- _Objective_
Reproduce each line from the records that holds "конкурсной".

- _Dataset entries_
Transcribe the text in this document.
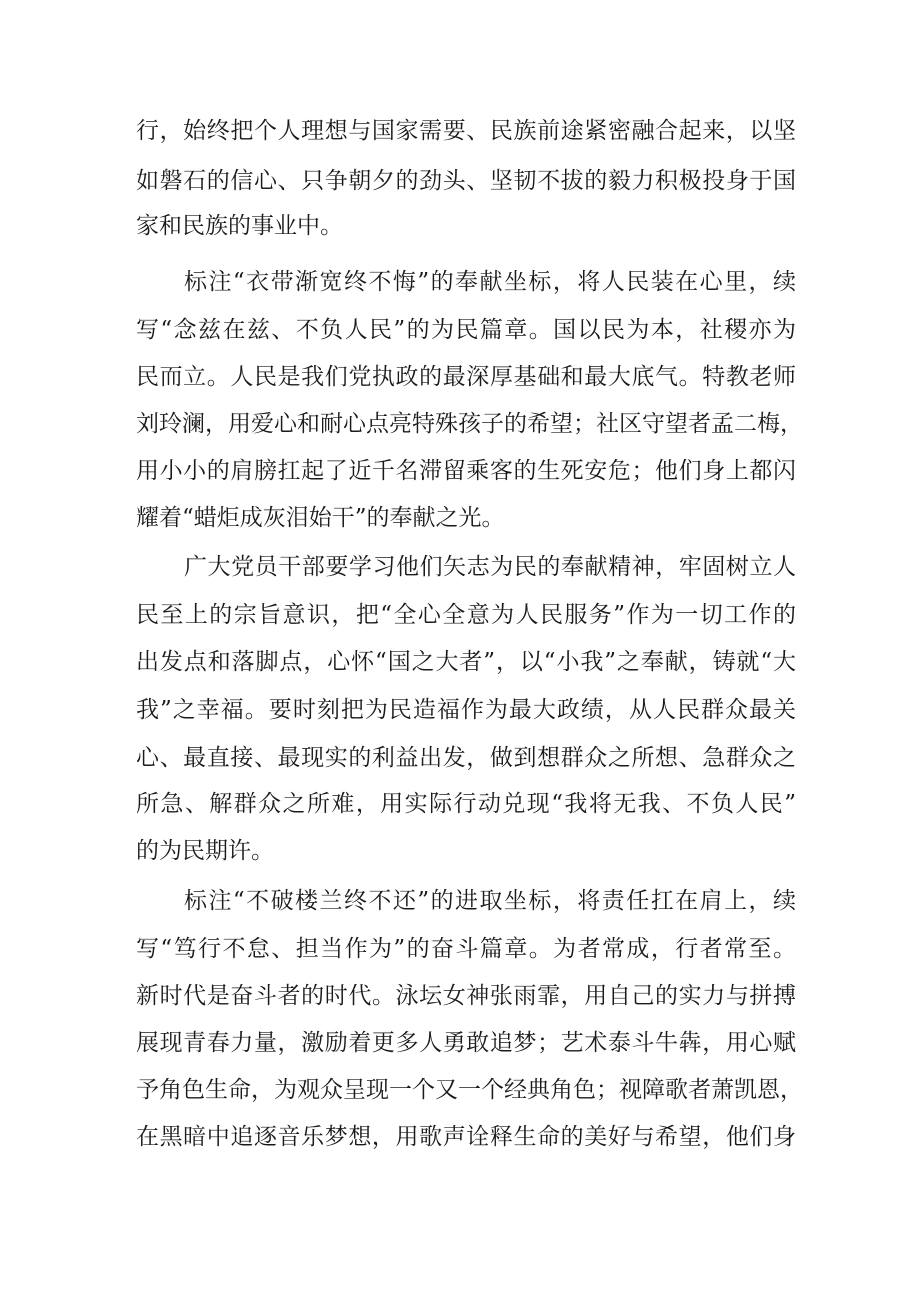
行，始终把个人理想与国家需要、民族前途紧密融合起来，以坚
如磐石的信心、只争朝夕的劲头、坚韧不拔的毅力积极投身于国
家和民族的事业中。
标注“衣带渐宽终不悔”的奉献坐标，将人民装在心里，续
写“念兹在兹、不负人民”的为民篇章。国以民为本，社稷亦为
民而立。人民是我们党执政的最深厚基础和最大底气。特教老师
刘玲澜，用爱心和耐心点亮特殊孩子的希望；社区守望者孟二梅，
用小小的肩膀扛起了近千名滞留乘客的生死安危；他们身上都闪
耀着“蜡炬成灰泪始干”的奉献之光。
广大党员干部要学习他们矢志为民的奉献精神，牢固树立人
民至上的宗旨意识，把“全心全意为人民服务”作为一切工作的
出发点和落脚点，心怀“国之大者”，以“小我”之奉献，铸就“大
我”之幸福。要时刻把为民造福作为最大政绩，从人民群众最关
心、最直接、最现实的利益出发，做到想群众之所想、急群众之
所急、解群众之所难，用实际行动兑现“我将无我、不负人民”
的为民期许。
标注“不破楼兰终不还”的进取坐标，将责任扛在肩上，续
写“笃行不怠、担当作为”的奋斗篇章。为者常成，行者常至。
新时代是奋斗者的时代。泳坛女神张雨霏，用自己的实力与拼搏
展现青春力量，激励着更多人勇敢追梦；艺术泰斗牛犇，用心赋
予角色生命，为观众呈现一个又一个经典角色；视障歌者萧凯恩，
在黑暗中追逐音乐梦想，用歌声诠释生命的美好与希望，他们身
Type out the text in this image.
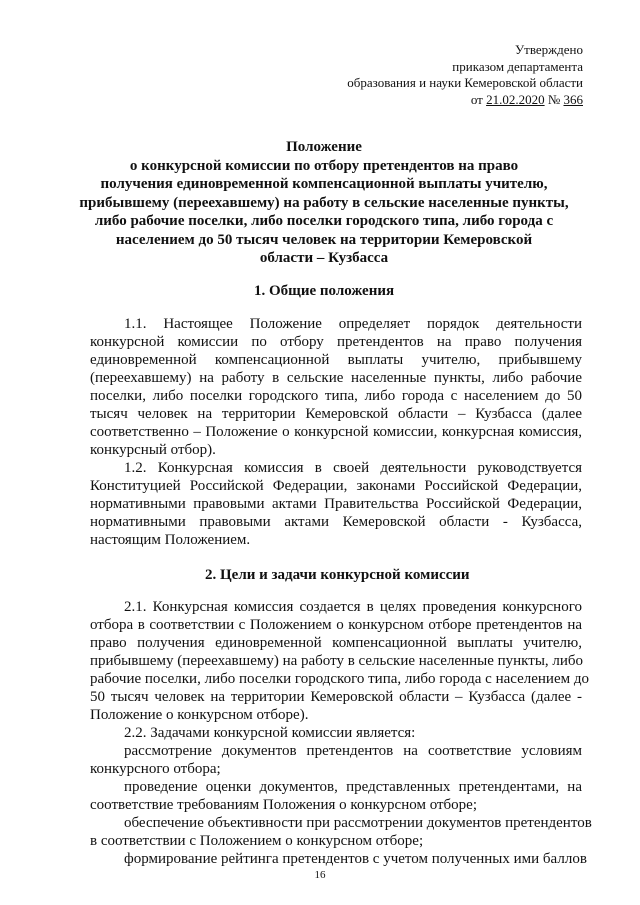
Утверждено
приказом департамента
образования и науки Кемеровской области
от 21.02.2020 № 366
Положение
о конкурсной комиссии по отбору претендентов на право
получения единовременной компенсационной выплаты учителю,
прибывшему (переехавшему) на работу в сельские населенные пункты,
либо рабочие поселки, либо поселки городского типа, либо города с
населением до 50 тысяч человек на территории Кемеровской
области – Кузбасса
1. Общие положения
1.1. Настоящее Положение определяет порядок деятельности
конкурсной комиссии по отбору претендентов на право получения
единовременной компенсационной выплаты учителю, прибывшему
(переехавшему) на работу в сельские населенные пункты, либо рабочие
поселки, либо поселки городского типа, либо города с населением до 50
тысяч человек на территории Кемеровской области – Кузбасса (далее
соответственно – Положение о конкурсной комиссии, конкурсная комиссия,
конкурсный отбор).
1.2. Конкурсная комиссия в своей деятельности руководствуется
Конституцией Российской Федерации, законами Российской Федерации,
нормативными правовыми актами Правительства Российской Федерации,
нормативными правовыми актами Кемеровской области - Кузбасса,
настоящим Положением.
2. Цели и задачи конкурсной комиссии
2.1. Конкурсная комиссия создается в целях проведения конкурсного
отбора в соответствии с Положением о конкурсном отборе претендентов на
право получения единовременной компенсационной выплаты учителю,
прибывшему (переехавшему) на работу в сельские населенные пункты, либо
рабочие поселки, либо поселки городского типа, либо города с населением до
50 тысяч человек на территории Кемеровской области – Кузбасса (далее -
Положение о конкурсном отборе).
2.2. Задачами конкурсной комиссии является:
рассмотрение документов претендентов на соответствие условиям
конкурсного отбора;
проведение оценки документов, представленных претендентами, на
соответствие требованиям Положения о конкурсном отборе;
обеспечение объективности при рассмотрении документов претендентов
в соответствии с Положением о конкурсном отборе;
формирование рейтинга претендентов с учетом полученных ими баллов
16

- _Correct output_
о конкурсной комиссии по отбору претендентов на право
конкурсной комиссии по отбору претендентов на право получения
соответственно – Положение о конкурсной комиссии, конкурсная комиссия,
2. Цели и задачи конкурсной комиссии
2.2. Задачами конкурсной комиссии является:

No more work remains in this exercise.